___ AVAILABLE RECORDS
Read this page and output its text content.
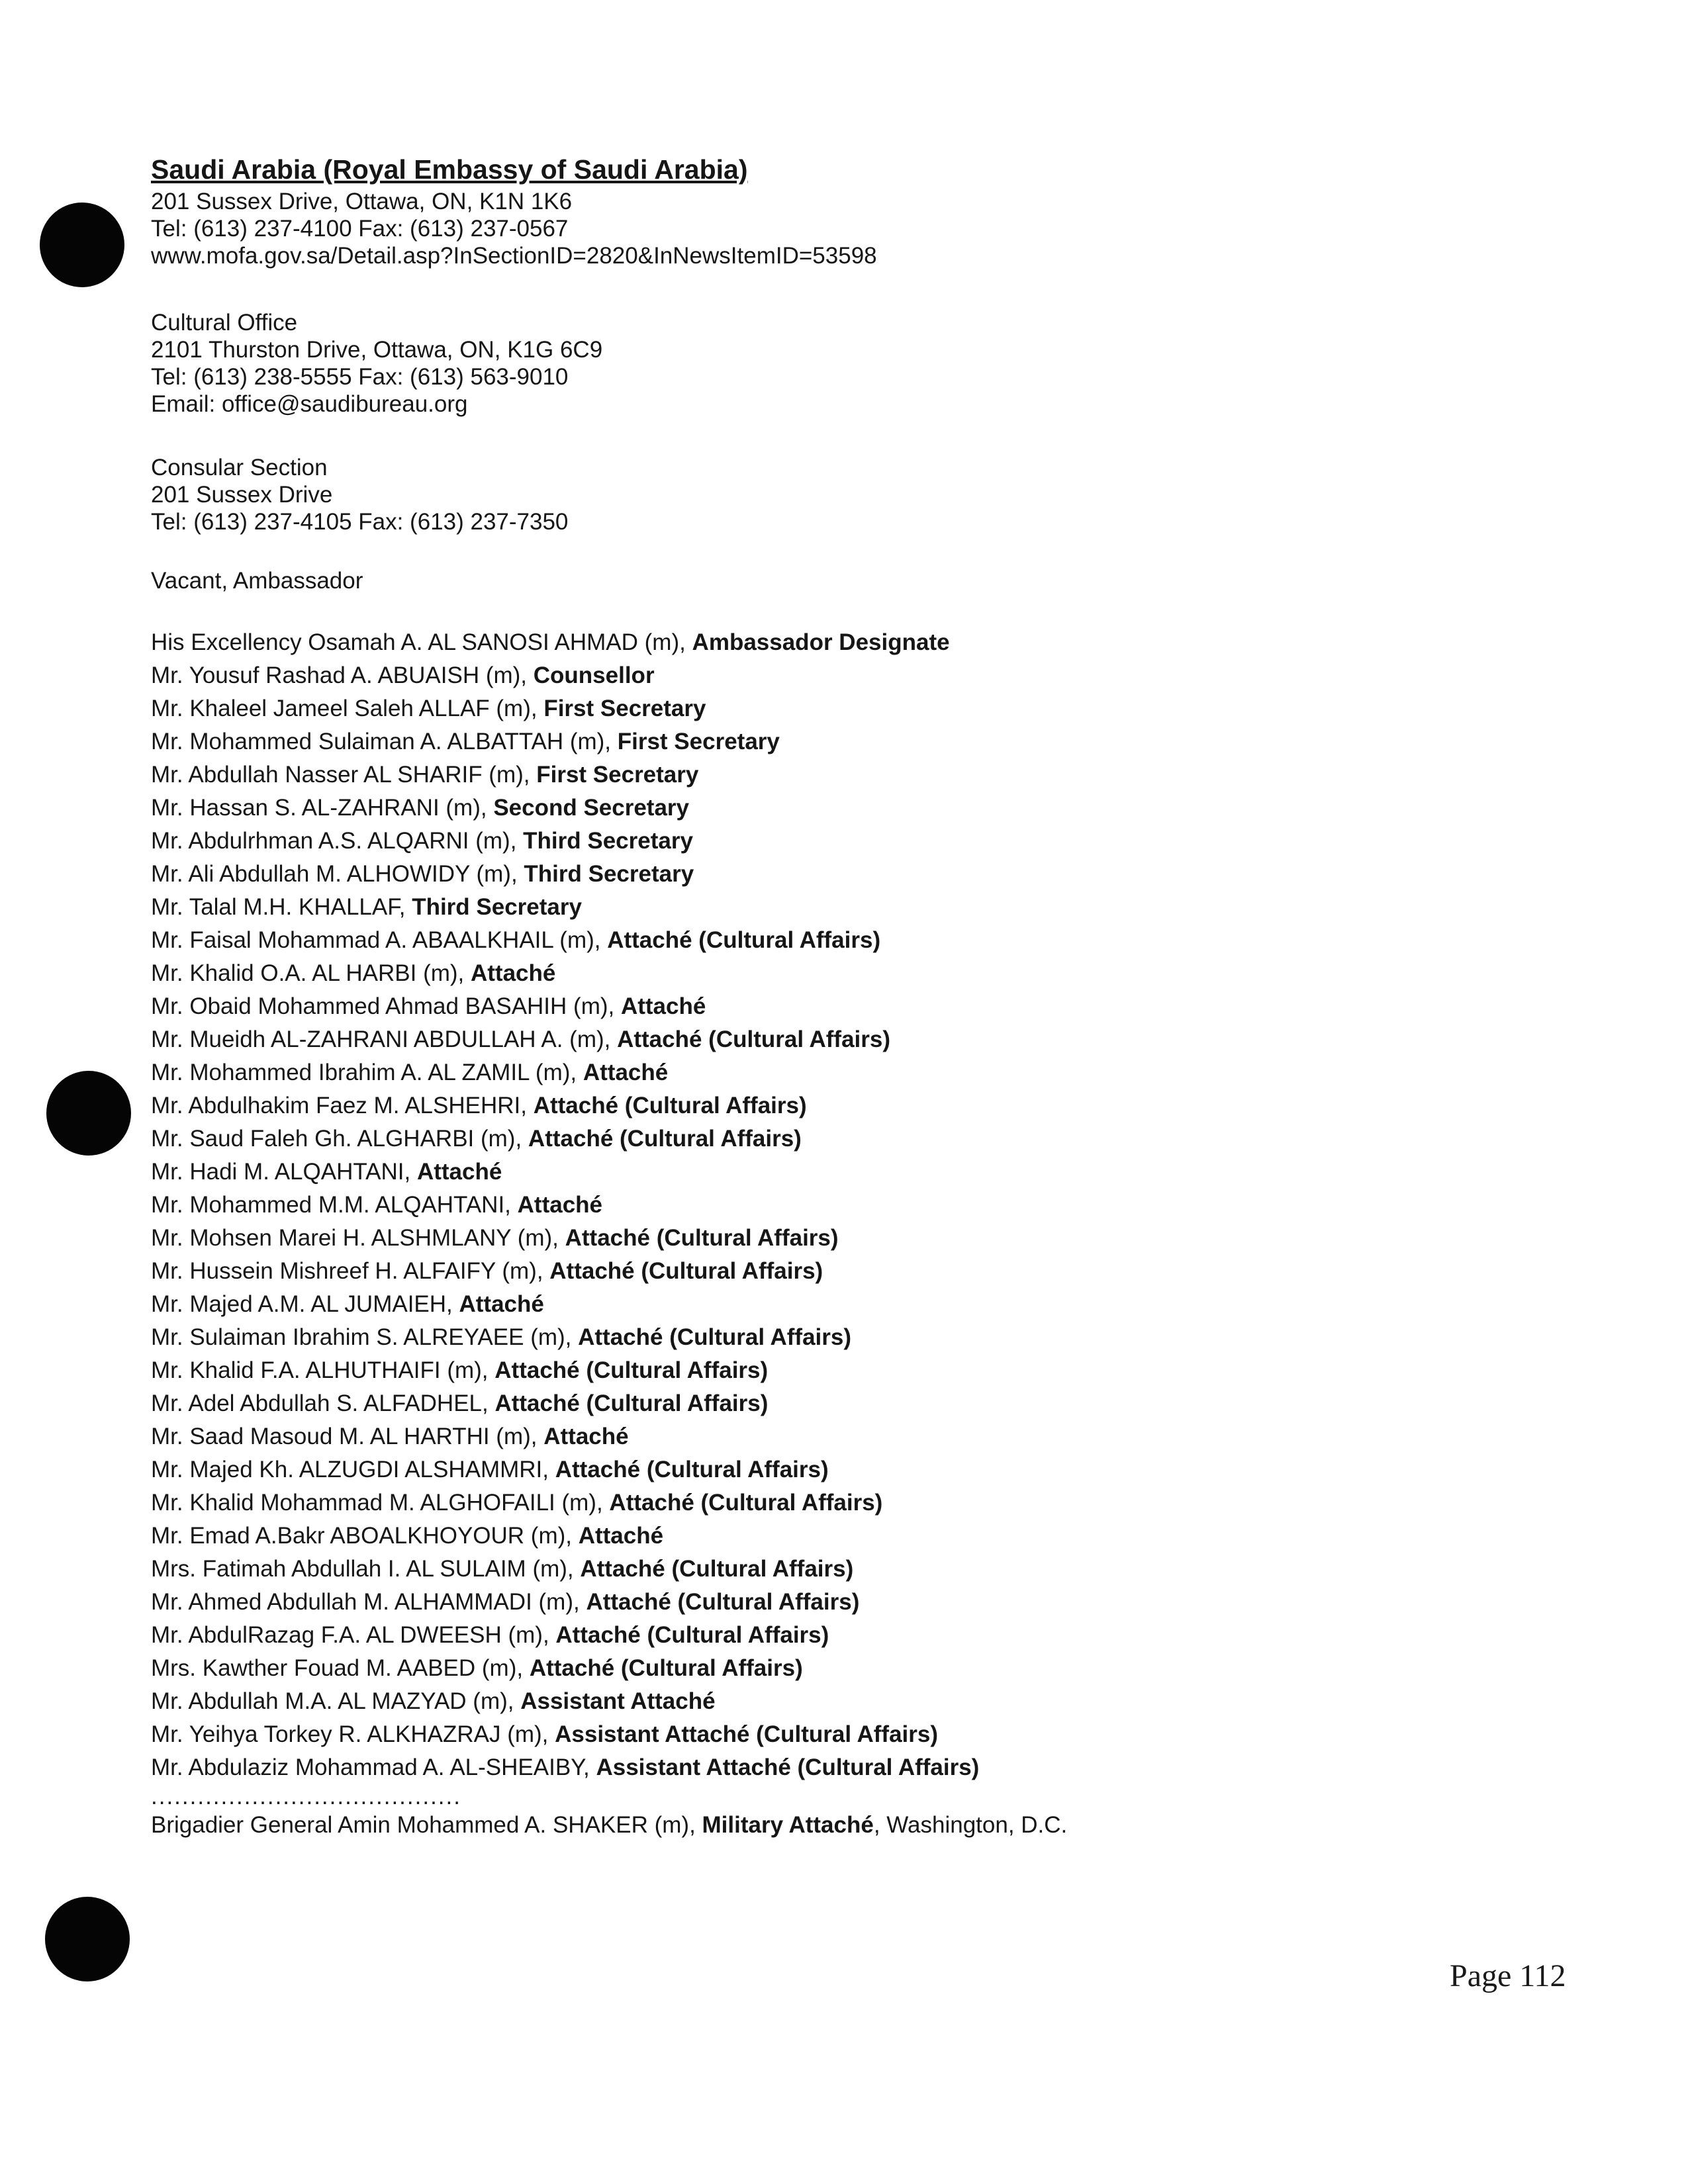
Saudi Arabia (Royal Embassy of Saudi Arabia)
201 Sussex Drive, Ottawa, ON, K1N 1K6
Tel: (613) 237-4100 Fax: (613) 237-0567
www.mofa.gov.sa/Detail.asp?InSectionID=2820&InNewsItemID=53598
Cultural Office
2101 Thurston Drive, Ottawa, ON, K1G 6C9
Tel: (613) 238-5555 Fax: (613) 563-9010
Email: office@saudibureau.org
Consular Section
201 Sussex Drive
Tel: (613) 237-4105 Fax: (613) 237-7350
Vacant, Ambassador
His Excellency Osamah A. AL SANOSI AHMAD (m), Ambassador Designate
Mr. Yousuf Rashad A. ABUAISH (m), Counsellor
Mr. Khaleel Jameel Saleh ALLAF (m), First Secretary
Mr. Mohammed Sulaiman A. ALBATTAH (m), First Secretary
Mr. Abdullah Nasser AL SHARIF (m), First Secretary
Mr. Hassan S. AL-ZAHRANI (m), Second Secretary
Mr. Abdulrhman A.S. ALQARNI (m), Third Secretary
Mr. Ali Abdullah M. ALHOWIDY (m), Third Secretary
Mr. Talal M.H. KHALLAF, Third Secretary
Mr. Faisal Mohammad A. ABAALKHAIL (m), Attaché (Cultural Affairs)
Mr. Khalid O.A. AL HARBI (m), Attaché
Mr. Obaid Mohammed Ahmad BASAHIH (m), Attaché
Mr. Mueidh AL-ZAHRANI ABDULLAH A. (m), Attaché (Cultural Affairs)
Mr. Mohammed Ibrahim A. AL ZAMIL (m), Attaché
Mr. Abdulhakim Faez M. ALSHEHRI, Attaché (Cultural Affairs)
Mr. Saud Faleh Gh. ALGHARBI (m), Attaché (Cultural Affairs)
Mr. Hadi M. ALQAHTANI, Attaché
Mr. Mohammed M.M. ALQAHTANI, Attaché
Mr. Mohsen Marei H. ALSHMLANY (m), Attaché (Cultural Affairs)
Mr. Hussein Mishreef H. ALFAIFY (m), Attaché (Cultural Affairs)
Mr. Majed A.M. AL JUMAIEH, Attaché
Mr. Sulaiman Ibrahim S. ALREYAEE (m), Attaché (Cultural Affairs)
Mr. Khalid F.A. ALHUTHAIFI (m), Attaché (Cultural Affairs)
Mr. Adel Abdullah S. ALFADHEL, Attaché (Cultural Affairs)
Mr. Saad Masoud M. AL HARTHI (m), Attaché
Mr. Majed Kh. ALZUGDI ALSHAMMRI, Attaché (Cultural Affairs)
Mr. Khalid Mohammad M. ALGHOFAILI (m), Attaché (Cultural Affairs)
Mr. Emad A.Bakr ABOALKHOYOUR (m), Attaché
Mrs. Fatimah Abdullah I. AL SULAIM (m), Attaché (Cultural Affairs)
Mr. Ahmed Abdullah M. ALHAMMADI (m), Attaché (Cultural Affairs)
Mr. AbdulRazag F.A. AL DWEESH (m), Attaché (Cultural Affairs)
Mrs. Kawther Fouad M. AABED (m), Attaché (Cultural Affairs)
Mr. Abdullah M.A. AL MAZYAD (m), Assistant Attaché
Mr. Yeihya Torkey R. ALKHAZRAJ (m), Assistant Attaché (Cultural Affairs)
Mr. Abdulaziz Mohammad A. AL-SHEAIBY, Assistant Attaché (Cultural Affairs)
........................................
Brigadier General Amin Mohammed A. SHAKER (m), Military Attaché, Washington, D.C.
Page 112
______
# WORK TO BE COMPLETED
Leave out the pictures and print every line of the data exactly.

# WRITTEN ANSWER
Read this page and output its text content.
Saudi Arabia (Royal Embassy of Saudi Arabia)
201 Sussex Drive, Ottawa, ON, K1N 1K6
Tel: (613) 237-4100 Fax: (613) 237-0567
www.mofa.gov.sa/Detail.asp?InSectionID=2820&InNewsItemID=53598
Cultural Office
2101 Thurston Drive, Ottawa, ON, K1G 6C9
Tel: (613) 238-5555 Fax: (613) 563-9010
Email: office@saudibureau.org
Consular Section
201 Sussex Drive
Tel: (613) 237-4105 Fax: (613) 237-7350
Vacant, Ambassador
His Excellency Osamah A. AL SANOSI AHMAD (m), Ambassador Designate
Mr. Yousuf Rashad A. ABUAISH (m), Counsellor
Mr. Khaleel Jameel Saleh ALLAF (m), First Secretary
Mr. Mohammed Sulaiman A. ALBATTAH (m), First Secretary
Mr. Abdullah Nasser AL SHARIF (m), First Secretary
Mr. Hassan S. AL-ZAHRANI (m), Second Secretary
Mr. Abdulrhman A.S. ALQARNI (m), Third Secretary
Mr. Ali Abdullah M. ALHOWIDY (m), Third Secretary
Mr. Talal M.H. KHALLAF, Third Secretary
Mr. Faisal Mohammad A. ABAALKHAIL (m), Attaché (Cultural Affairs)
Mr. Khalid O.A. AL HARBI (m), Attaché
Mr. Obaid Mohammed Ahmad BASAHIH (m), Attaché
Mr. Mueidh AL-ZAHRANI ABDULLAH A. (m), Attaché (Cultural Affairs)
Mr. Mohammed Ibrahim A. AL ZAMIL (m), Attaché
Mr. Abdulhakim Faez M. ALSHEHRI, Attaché (Cultural Affairs)
Mr. Saud Faleh Gh. ALGHARBI (m), Attaché (Cultural Affairs)
Mr. Hadi M. ALQAHTANI, Attaché
Mr. Mohammed M.M. ALQAHTANI, Attaché
Mr. Mohsen Marei H. ALSHMLANY (m), Attaché (Cultural Affairs)
Mr. Hussein Mishreef H. ALFAIFY (m), Attaché (Cultural Affairs)
Mr. Majed A.M. AL JUMAIEH, Attaché
Mr. Sulaiman Ibrahim S. ALREYAEE (m), Attaché (Cultural Affairs)
Mr. Khalid F.A. ALHUTHAIFI (m), Attaché (Cultural Affairs)
Mr. Adel Abdullah S. ALFADHEL, Attaché (Cultural Affairs)
Mr. Saad Masoud M. AL HARTHI (m), Attaché
Mr. Majed Kh. ALZUGDI ALSHAMMRI, Attaché (Cultural Affairs)
Mr. Khalid Mohammad M. ALGHOFAILI (m), Attaché (Cultural Affairs)
Mr. Emad A.Bakr ABOALKHOYOUR (m), Attaché
Mrs. Fatimah Abdullah I. AL SULAIM (m), Attaché (Cultural Affairs)
Mr. Ahmed Abdullah M. ALHAMMADI (m), Attaché (Cultural Affairs)
Mr. AbdulRazag F.A. AL DWEESH (m), Attaché (Cultural Affairs)
Mrs. Kawther Fouad M. AABED (m), Attaché (Cultural Affairs)
Mr. Abdullah M.A. AL MAZYAD (m), Assistant Attaché
Mr. Yeihya Torkey R. ALKHAZRAJ (m), Assistant Attaché (Cultural Affairs)
Mr. Abdulaziz Mohammad A. AL-SHEAIBY, Assistant Attaché (Cultural Affairs)
........................................
Brigadier General Amin Mohammed A. SHAKER (m), Military Attaché, Washington, D.C.
Page 112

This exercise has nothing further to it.